DESCRIPTION OF THE TASK >> Count the lines that include the string "Abertura", and give only that number.

EXCERPTED DATA >>

####################

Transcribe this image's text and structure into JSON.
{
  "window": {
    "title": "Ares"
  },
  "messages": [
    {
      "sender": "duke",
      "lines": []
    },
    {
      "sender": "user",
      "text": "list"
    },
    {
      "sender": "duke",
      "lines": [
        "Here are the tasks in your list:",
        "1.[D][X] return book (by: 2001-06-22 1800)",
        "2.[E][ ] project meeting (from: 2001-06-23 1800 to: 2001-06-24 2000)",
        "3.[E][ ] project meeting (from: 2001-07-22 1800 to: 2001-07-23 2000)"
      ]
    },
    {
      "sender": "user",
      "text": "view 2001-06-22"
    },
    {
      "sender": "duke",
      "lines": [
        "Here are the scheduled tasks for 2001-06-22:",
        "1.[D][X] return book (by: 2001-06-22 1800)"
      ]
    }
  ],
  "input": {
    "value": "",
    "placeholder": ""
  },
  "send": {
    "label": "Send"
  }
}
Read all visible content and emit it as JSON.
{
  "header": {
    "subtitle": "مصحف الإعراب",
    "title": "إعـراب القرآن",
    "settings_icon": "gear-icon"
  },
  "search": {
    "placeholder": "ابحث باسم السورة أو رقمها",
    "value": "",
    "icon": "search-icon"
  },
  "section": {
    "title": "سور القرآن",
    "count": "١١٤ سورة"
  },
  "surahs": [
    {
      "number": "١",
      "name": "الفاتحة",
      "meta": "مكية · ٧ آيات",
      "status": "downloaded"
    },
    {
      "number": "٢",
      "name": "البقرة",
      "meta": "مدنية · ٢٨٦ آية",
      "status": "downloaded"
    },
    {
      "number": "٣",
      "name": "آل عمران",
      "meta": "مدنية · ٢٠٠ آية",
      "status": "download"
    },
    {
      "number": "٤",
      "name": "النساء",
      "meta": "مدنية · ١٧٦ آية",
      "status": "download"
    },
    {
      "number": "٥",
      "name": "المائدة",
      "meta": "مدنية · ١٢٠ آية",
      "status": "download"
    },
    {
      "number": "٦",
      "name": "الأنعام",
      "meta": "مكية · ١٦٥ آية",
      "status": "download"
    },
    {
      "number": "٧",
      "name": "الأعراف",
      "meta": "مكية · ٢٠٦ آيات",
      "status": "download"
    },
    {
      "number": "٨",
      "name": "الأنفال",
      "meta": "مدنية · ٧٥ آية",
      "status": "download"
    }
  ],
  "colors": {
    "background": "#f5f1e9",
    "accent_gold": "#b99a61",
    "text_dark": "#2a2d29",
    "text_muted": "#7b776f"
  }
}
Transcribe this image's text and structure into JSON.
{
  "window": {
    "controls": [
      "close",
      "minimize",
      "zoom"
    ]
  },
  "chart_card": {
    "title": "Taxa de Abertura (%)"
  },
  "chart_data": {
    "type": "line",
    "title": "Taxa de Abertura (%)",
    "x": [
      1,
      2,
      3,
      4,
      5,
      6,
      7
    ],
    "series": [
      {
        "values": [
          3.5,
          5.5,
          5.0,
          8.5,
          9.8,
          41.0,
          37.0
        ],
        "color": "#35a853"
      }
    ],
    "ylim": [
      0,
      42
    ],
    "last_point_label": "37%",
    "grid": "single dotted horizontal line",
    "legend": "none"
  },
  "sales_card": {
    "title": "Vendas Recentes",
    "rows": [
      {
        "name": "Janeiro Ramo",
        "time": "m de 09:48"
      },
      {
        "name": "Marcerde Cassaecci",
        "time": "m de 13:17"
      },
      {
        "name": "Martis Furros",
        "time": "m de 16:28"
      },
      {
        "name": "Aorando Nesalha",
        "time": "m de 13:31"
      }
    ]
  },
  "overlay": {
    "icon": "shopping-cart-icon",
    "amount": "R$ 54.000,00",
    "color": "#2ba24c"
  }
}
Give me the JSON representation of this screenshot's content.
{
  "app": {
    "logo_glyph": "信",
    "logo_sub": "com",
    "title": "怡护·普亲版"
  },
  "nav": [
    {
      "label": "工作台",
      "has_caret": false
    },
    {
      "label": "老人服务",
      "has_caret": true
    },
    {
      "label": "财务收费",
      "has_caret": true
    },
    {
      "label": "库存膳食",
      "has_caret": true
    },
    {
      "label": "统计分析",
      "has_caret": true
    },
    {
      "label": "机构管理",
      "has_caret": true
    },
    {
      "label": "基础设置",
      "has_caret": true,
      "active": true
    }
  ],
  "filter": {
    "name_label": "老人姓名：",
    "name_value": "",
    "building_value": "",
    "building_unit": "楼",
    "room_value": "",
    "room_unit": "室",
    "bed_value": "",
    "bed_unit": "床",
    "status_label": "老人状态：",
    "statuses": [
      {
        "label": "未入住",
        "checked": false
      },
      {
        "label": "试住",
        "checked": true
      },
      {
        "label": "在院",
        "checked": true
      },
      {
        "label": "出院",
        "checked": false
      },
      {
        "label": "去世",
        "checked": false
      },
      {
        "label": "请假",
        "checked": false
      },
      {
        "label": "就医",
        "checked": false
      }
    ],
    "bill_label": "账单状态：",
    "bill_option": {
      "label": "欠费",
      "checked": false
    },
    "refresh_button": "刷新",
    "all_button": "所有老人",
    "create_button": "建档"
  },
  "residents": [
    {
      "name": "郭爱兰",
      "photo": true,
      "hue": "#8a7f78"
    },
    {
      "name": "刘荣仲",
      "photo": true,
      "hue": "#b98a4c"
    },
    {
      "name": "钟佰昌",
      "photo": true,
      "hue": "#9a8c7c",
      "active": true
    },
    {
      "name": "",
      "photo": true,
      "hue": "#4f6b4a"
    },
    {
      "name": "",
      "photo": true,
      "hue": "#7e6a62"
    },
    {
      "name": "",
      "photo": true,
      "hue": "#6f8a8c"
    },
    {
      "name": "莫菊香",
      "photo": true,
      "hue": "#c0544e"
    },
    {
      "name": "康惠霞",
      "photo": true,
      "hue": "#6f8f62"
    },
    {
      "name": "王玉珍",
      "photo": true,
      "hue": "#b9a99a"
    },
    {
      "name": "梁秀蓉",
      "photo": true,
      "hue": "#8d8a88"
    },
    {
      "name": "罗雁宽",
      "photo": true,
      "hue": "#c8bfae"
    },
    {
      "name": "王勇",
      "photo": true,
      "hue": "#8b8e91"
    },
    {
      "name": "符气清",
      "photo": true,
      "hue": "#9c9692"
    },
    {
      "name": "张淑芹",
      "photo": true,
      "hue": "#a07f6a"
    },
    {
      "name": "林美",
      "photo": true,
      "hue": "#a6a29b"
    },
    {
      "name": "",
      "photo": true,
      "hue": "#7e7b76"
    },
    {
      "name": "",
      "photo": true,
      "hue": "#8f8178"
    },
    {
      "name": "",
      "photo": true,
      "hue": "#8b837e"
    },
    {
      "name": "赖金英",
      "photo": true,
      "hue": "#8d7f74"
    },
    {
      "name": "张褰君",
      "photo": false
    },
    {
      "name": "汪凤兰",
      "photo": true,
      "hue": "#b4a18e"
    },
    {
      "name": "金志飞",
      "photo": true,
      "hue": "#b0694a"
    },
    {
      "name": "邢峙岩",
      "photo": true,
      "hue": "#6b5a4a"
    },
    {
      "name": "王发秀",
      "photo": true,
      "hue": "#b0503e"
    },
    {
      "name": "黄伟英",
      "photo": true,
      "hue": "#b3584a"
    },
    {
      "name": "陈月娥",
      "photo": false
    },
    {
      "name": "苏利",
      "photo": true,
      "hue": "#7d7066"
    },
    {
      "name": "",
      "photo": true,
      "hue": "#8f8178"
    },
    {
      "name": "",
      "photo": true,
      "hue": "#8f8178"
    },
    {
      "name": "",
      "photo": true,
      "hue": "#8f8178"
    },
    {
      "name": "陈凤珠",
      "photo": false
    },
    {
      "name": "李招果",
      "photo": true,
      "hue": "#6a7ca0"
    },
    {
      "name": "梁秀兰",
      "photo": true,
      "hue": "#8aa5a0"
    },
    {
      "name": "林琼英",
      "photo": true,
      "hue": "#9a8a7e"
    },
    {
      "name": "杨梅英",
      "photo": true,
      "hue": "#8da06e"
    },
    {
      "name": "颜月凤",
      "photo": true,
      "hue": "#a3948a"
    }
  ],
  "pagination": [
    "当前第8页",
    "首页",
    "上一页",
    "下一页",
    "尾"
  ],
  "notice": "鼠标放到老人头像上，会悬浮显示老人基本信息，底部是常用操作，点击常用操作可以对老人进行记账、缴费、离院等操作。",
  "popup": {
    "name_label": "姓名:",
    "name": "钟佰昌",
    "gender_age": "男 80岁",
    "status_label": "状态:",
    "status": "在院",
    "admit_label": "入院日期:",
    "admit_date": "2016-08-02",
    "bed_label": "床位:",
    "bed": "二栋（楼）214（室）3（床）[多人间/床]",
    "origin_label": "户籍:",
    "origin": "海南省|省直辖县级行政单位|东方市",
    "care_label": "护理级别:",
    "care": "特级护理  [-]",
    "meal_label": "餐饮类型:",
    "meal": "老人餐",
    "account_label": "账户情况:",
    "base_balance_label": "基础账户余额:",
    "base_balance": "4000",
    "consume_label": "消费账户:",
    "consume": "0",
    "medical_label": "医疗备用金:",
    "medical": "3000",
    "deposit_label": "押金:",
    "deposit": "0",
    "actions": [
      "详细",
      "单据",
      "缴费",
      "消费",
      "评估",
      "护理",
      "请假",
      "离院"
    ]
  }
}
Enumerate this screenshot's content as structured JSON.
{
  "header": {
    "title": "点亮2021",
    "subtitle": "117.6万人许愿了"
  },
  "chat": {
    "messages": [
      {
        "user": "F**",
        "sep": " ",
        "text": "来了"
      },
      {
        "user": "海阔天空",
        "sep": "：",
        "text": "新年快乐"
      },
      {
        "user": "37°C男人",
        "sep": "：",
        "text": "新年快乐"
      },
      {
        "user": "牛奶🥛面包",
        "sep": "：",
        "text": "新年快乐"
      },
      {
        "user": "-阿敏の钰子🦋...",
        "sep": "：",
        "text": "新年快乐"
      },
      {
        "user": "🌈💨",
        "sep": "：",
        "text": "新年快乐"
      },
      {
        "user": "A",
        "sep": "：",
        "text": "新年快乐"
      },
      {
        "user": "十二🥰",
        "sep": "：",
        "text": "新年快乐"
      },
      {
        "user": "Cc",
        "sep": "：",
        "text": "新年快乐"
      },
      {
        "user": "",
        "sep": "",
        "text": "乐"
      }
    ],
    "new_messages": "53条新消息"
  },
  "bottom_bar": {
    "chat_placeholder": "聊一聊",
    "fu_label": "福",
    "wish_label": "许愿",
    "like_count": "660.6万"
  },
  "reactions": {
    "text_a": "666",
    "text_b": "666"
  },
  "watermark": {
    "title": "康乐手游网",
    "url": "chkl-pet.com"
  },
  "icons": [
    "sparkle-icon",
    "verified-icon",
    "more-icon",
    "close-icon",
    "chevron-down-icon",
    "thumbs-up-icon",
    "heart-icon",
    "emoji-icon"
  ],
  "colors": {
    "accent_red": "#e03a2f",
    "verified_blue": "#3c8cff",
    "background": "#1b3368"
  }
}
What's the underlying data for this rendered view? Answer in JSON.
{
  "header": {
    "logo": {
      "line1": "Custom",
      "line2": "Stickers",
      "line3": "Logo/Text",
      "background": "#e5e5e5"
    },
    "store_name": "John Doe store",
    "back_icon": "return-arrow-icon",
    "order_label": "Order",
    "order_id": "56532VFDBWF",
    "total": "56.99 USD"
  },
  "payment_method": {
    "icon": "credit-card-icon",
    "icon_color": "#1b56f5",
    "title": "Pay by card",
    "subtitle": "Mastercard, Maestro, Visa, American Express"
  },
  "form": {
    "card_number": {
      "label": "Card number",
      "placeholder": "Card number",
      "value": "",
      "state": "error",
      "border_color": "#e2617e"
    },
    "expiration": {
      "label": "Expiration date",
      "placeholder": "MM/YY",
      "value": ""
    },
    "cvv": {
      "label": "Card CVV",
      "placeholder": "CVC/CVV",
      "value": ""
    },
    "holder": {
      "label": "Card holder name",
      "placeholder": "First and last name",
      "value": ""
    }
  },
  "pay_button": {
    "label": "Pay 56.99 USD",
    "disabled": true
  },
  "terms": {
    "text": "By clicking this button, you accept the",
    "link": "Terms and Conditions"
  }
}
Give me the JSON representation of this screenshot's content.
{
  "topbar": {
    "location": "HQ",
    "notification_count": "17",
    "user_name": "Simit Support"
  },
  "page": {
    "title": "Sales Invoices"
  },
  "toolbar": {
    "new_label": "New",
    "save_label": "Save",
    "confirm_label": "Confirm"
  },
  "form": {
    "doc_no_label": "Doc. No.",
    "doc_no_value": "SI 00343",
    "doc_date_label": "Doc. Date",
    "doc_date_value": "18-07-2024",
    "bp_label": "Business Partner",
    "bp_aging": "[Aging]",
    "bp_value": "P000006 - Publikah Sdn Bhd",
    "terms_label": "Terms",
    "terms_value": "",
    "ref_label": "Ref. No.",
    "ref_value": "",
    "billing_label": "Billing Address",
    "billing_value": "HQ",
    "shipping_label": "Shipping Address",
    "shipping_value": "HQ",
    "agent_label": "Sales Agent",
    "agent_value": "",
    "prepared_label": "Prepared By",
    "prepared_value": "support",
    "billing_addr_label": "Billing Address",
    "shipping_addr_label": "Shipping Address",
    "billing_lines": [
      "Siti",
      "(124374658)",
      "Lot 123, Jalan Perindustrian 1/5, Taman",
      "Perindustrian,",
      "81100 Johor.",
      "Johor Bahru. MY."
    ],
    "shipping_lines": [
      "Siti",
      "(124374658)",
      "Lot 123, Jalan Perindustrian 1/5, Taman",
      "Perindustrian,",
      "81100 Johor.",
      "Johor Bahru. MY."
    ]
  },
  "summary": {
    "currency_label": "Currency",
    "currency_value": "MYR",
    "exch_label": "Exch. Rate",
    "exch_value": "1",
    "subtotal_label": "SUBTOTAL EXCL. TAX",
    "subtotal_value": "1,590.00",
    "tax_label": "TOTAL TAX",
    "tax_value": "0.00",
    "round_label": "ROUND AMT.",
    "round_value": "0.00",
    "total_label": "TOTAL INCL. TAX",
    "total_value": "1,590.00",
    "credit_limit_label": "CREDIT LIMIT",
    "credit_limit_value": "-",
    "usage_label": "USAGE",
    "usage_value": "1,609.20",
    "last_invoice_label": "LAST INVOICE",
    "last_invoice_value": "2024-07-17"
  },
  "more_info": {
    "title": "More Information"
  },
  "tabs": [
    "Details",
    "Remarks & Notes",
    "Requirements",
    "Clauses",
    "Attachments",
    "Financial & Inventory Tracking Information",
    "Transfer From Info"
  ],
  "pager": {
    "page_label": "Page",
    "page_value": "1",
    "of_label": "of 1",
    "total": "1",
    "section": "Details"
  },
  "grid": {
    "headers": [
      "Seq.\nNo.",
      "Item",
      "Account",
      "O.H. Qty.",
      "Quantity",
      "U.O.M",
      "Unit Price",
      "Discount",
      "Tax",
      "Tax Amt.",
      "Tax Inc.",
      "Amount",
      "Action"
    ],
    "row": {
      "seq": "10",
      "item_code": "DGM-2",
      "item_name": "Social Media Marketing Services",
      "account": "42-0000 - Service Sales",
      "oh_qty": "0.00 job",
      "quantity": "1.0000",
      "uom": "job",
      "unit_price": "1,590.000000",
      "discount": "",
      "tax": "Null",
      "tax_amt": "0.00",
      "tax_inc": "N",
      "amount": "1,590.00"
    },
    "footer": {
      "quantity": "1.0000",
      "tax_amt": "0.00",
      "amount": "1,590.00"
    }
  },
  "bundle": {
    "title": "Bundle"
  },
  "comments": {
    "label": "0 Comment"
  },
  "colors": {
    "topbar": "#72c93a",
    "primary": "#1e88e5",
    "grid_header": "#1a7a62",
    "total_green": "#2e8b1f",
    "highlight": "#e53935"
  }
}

####################

TASK ANSWER >> 2